Work instructions:
Copy each line that contains the string "true".

Exercise materials:
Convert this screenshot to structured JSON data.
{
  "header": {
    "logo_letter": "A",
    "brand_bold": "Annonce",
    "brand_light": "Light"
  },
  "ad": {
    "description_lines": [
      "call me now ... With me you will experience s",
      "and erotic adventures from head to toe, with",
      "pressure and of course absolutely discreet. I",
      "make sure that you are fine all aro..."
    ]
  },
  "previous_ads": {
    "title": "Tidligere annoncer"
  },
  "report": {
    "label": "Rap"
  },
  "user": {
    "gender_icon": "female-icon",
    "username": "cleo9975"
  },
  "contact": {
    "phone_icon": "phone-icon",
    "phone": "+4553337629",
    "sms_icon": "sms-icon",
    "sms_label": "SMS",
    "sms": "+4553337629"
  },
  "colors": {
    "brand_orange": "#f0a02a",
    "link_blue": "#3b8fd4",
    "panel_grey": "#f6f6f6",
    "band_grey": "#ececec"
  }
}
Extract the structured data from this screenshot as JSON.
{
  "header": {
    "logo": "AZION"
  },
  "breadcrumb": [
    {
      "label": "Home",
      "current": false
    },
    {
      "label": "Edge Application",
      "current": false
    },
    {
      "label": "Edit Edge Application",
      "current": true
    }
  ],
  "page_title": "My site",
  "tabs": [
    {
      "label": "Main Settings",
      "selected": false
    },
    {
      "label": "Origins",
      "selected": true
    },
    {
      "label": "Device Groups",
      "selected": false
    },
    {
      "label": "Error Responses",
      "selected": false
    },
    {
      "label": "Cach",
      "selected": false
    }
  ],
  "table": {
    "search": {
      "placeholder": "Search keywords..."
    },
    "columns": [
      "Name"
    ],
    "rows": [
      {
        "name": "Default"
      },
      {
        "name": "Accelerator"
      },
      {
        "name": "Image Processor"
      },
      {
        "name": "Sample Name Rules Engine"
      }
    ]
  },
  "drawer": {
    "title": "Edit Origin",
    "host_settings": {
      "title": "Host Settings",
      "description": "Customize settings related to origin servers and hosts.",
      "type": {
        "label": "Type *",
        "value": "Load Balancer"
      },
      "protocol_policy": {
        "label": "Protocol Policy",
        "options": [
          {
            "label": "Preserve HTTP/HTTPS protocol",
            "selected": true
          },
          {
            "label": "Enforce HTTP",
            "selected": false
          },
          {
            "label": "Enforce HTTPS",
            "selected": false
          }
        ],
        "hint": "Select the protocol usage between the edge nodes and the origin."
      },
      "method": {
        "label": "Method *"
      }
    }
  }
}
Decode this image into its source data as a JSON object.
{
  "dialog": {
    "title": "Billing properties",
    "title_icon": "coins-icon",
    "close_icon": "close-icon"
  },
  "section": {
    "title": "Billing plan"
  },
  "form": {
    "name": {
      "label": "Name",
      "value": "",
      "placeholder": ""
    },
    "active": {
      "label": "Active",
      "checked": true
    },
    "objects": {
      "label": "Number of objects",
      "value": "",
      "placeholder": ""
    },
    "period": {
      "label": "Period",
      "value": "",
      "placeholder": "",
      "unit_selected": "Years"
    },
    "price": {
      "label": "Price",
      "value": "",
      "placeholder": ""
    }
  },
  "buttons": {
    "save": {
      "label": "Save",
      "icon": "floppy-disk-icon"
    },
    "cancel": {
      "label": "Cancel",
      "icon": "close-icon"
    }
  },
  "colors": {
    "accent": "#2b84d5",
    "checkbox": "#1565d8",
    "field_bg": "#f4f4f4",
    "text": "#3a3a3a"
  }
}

Result:
      "current": true
      "selected": true
            "selected": true
      "checked": true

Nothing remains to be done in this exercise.